### INPUT FOR THIS TASK
● ● ● ● ●

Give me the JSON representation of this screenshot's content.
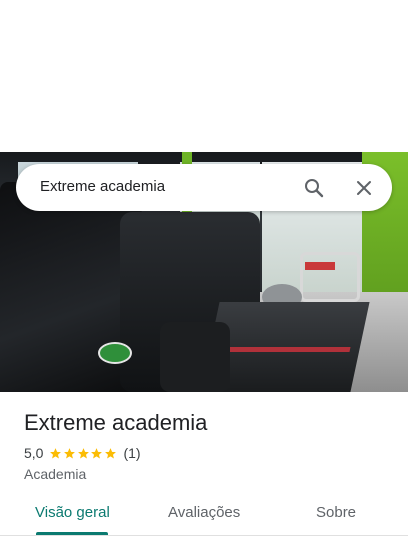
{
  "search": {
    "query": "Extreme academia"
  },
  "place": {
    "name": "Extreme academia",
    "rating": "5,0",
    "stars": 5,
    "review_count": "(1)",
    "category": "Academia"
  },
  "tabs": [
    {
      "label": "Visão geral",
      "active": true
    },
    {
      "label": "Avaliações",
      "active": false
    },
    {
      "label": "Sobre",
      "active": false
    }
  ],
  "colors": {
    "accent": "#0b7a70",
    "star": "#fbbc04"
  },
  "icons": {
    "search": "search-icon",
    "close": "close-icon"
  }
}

● ● ● ● ●

### PROBLEM DESCRIPTION
Copy each line of the listing that contains the string "label".

### SOLUTION TO THIS PROBLEM
      "label": "Visão geral",
      "label": "Avaliações",
      "label": "Sobre",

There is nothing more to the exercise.